* **Material**:
## start

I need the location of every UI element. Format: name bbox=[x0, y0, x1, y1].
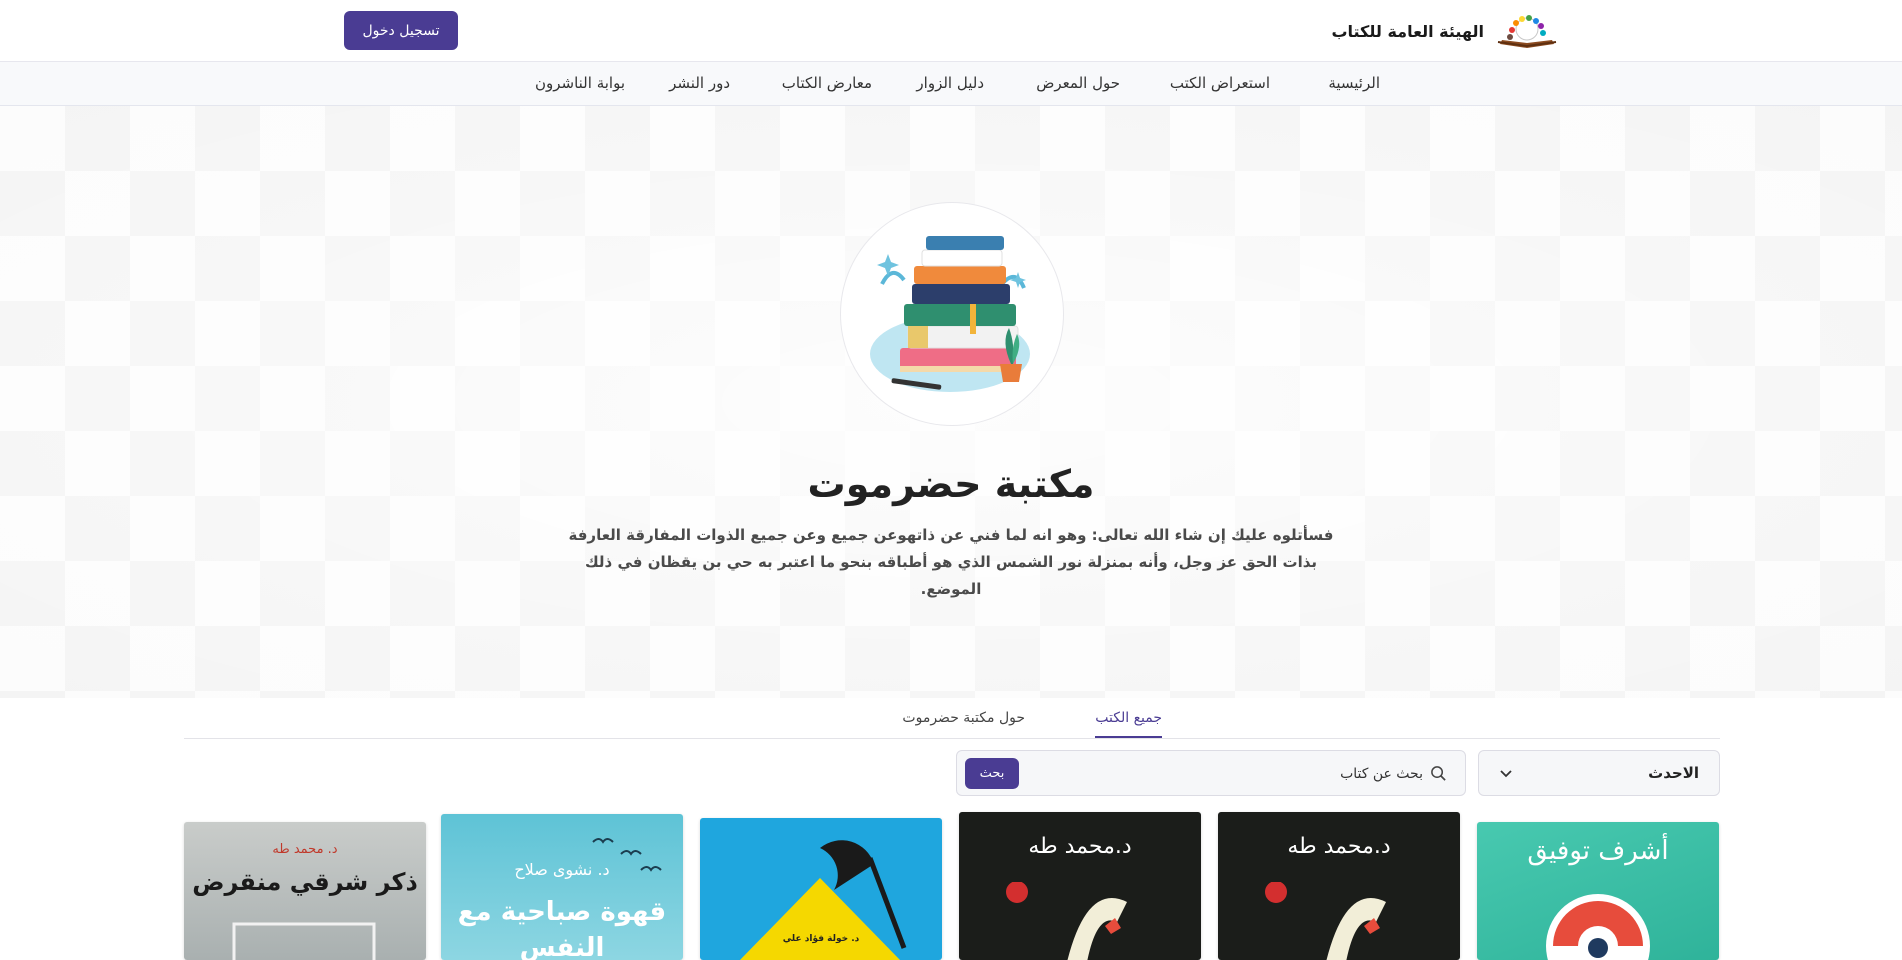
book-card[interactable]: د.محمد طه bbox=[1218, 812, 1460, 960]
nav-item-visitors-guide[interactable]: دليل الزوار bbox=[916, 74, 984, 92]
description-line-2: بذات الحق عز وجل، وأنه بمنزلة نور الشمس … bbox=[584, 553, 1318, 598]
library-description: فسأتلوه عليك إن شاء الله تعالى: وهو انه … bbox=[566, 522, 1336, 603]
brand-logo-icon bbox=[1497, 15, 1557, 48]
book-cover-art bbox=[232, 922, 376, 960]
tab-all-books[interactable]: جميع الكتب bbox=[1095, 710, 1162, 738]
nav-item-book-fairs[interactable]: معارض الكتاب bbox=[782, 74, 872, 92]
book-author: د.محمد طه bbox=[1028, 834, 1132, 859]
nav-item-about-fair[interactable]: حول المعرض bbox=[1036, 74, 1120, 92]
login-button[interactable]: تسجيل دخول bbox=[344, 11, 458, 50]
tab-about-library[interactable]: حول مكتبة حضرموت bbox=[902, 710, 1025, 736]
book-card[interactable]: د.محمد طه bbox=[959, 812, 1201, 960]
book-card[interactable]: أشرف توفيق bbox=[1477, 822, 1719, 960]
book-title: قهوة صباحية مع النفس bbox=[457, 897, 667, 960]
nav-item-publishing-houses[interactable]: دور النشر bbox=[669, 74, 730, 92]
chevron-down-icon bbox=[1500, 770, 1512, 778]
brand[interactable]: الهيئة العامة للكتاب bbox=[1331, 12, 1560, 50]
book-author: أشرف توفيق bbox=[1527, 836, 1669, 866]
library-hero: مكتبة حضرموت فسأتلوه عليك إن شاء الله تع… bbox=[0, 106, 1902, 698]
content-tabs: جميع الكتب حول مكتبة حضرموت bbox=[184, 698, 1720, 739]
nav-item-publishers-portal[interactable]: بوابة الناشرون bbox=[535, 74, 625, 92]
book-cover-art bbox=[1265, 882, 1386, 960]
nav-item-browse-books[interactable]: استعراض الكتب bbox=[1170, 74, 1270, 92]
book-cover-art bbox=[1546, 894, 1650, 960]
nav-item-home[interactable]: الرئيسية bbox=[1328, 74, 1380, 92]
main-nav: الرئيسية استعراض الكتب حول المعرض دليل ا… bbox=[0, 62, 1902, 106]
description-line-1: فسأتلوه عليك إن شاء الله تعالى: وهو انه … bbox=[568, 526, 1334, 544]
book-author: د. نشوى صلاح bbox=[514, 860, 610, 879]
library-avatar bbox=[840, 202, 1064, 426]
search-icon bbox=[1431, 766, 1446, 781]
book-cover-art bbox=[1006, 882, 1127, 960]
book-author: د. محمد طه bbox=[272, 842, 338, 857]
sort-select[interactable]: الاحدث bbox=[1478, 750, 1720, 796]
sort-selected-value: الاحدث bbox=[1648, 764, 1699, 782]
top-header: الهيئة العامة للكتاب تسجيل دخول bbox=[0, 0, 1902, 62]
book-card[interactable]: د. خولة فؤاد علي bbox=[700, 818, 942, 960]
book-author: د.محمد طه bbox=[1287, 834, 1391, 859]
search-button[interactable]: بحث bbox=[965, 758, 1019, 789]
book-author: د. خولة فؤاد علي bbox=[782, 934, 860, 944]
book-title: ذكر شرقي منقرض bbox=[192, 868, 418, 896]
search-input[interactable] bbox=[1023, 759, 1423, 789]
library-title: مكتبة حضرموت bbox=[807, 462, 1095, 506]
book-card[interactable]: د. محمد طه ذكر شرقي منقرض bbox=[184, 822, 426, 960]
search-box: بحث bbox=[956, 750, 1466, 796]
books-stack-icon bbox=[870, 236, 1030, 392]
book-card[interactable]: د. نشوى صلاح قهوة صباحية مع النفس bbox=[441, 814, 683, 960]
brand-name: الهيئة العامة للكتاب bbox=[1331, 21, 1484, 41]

## end
## start

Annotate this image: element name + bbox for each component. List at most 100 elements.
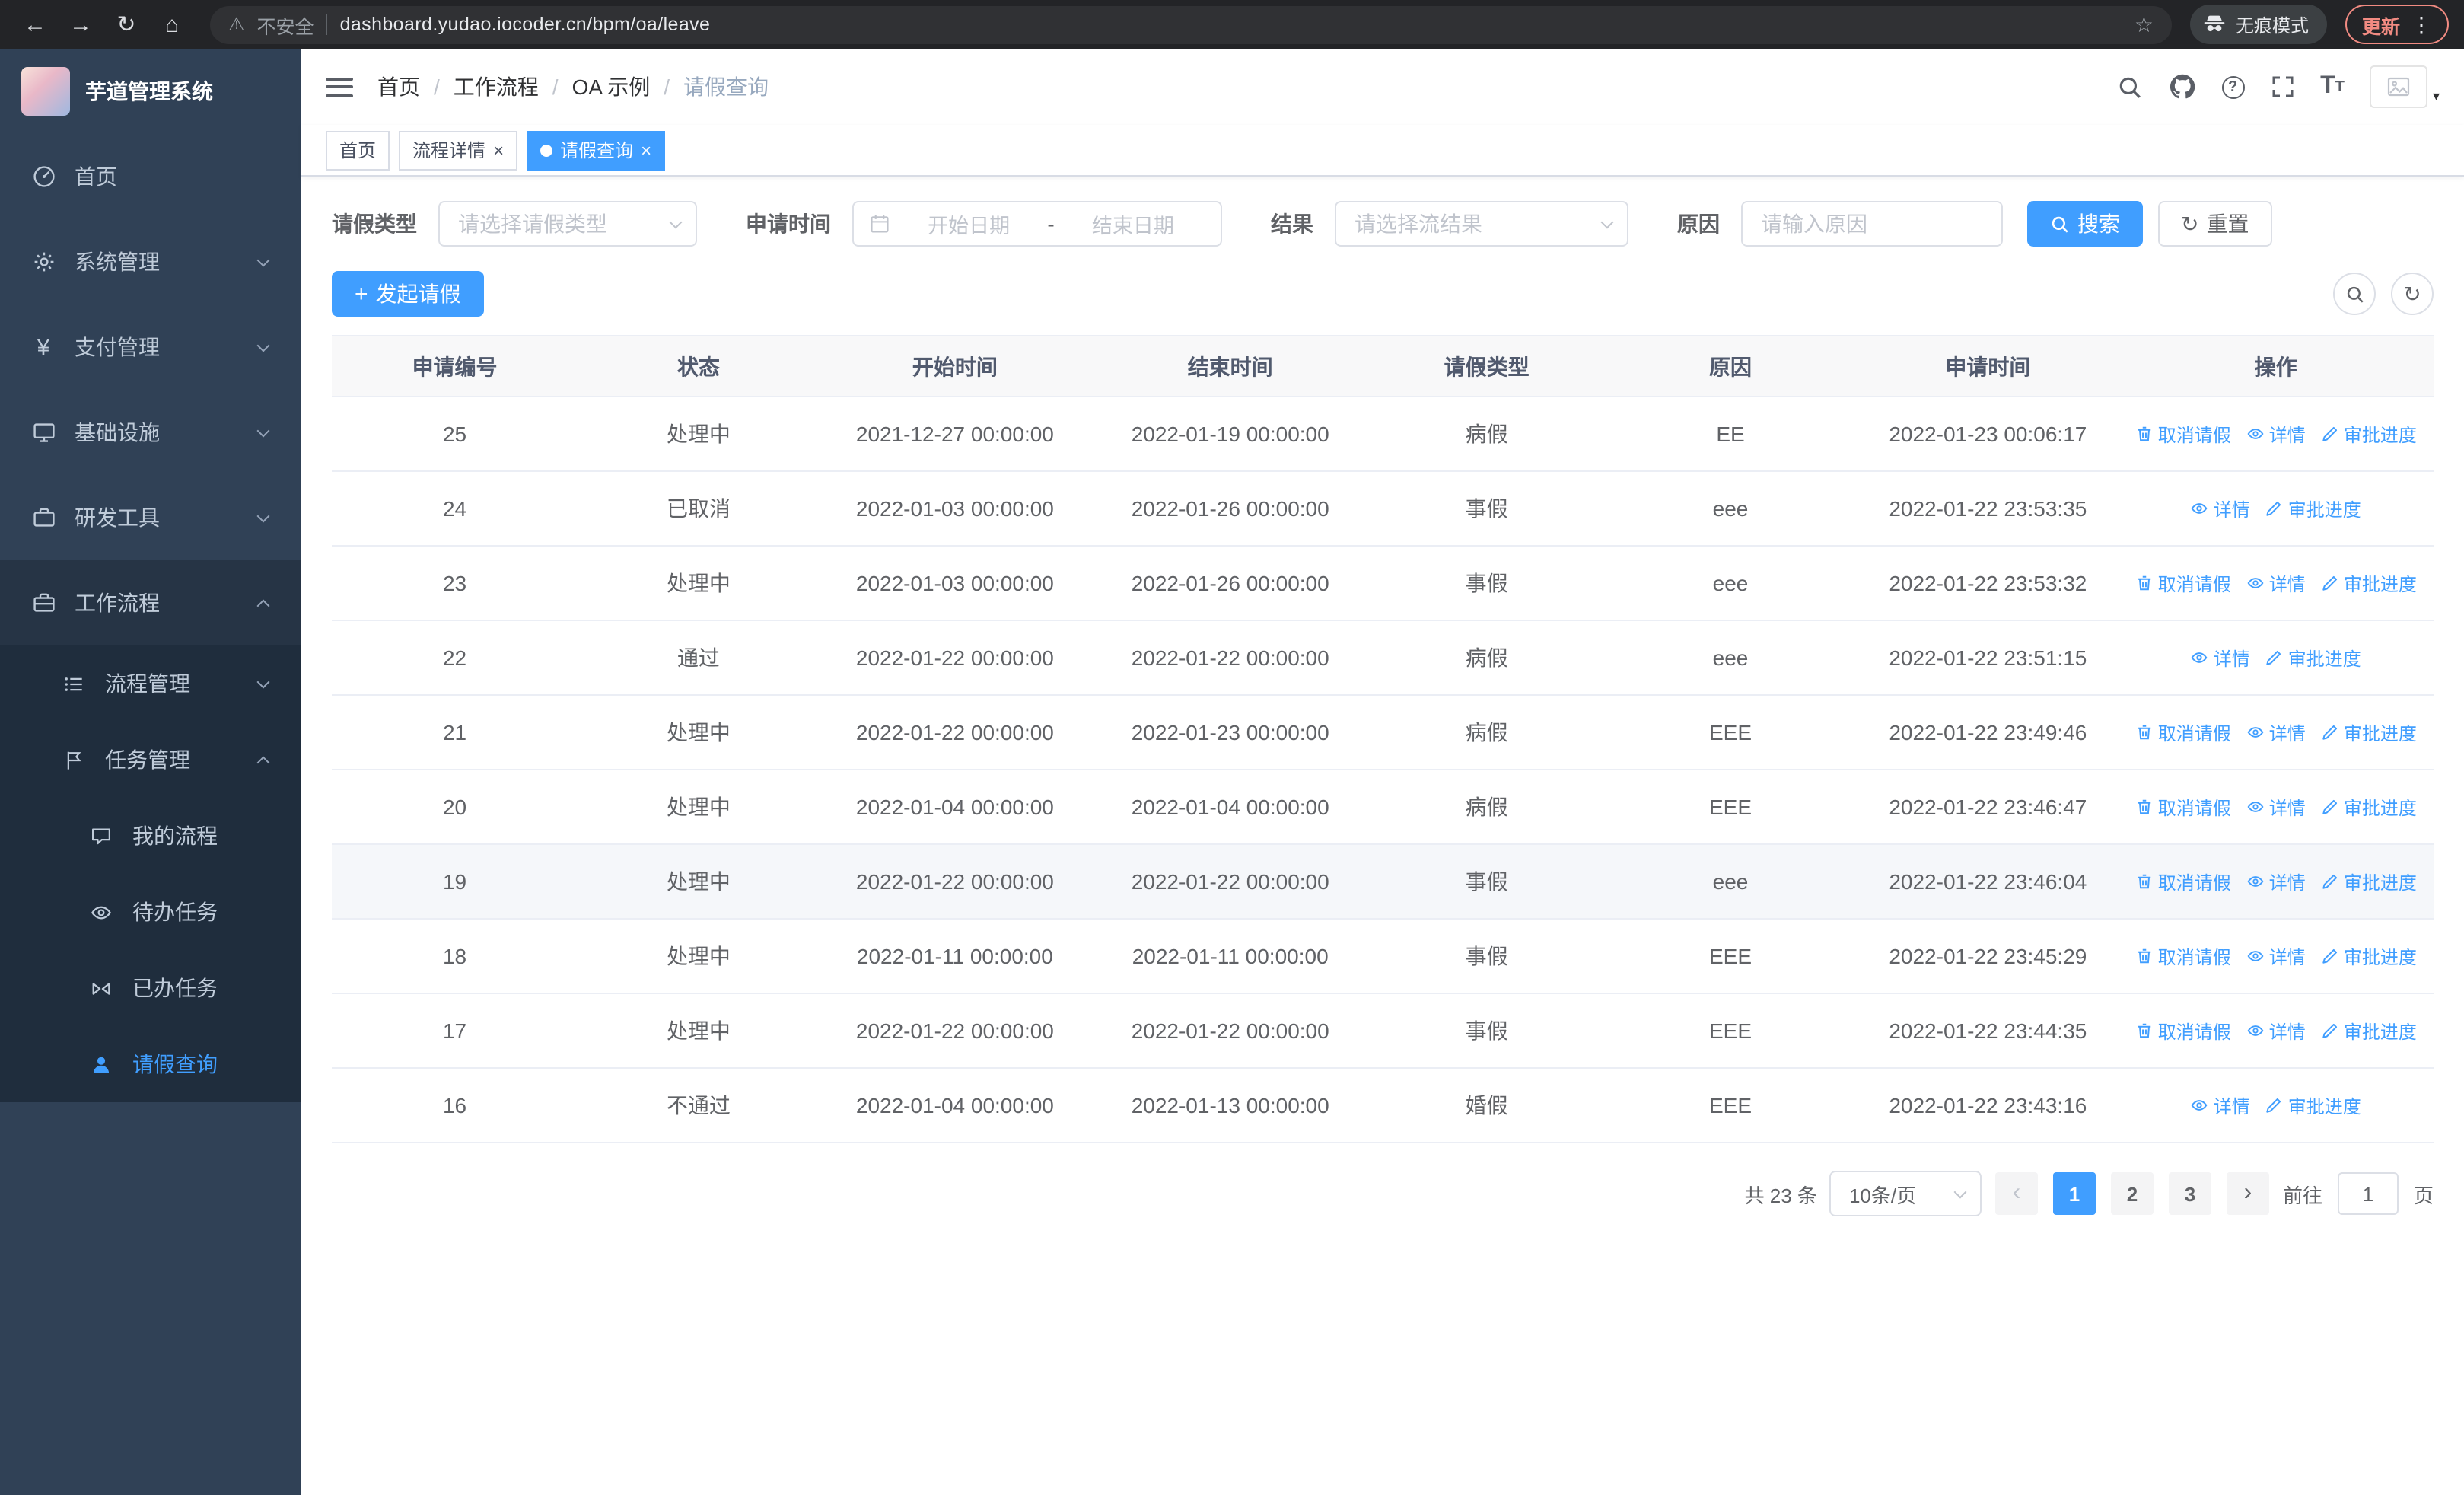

## end

* **Directions**:
Please repeat the material from the line with "I need the location" up to and including the line with "nav-item-publishers-portal[interactable]: بوابة الناشرون", leaving the pictures out of your answer.

* **Expected answer**:
I need the location of every UI element. Format: name bbox=[x0, y0, x1, y1].
book-card[interactable]: د.محمد طه bbox=[1218, 812, 1460, 960]
nav-item-visitors-guide[interactable]: دليل الزوار bbox=[916, 74, 984, 92]
description-line-2: بذات الحق عز وجل، وأنه بمنزلة نور الشمس … bbox=[584, 553, 1318, 598]
library-description: فسأتلوه عليك إن شاء الله تعالى: وهو انه … bbox=[566, 522, 1336, 603]
brand-logo-icon bbox=[1497, 15, 1557, 48]
book-cover-art bbox=[232, 922, 376, 960]
tab-all-books[interactable]: جميع الكتب bbox=[1095, 710, 1162, 738]
nav-item-book-fairs[interactable]: معارض الكتاب bbox=[782, 74, 872, 92]
book-author: د.محمد طه bbox=[1028, 834, 1132, 859]
nav-item-about-fair[interactable]: حول المعرض bbox=[1036, 74, 1120, 92]
login-button[interactable]: تسجيل دخول bbox=[344, 11, 458, 50]
tab-about-library[interactable]: حول مكتبة حضرموت bbox=[902, 710, 1025, 736]
book-card[interactable]: د.محمد طه bbox=[959, 812, 1201, 960]
book-card[interactable]: أشرف توفيق bbox=[1477, 822, 1719, 960]
book-title: قهوة صباحية مع النفس bbox=[457, 897, 667, 960]
nav-item-publishing-houses[interactable]: دور النشر bbox=[669, 74, 730, 92]
chevron-down-icon bbox=[1500, 770, 1512, 778]
brand[interactable]: الهيئة العامة للكتاب bbox=[1331, 12, 1560, 50]
book-author: أشرف توفيق bbox=[1527, 836, 1669, 866]
library-hero: مكتبة حضرموت فسأتلوه عليك إن شاء الله تع… bbox=[0, 106, 1902, 698]
content-tabs: جميع الكتب حول مكتبة حضرموت bbox=[184, 698, 1720, 739]
nav-item-publishers-portal[interactable]: بوابة الناشرون bbox=[535, 74, 625, 92]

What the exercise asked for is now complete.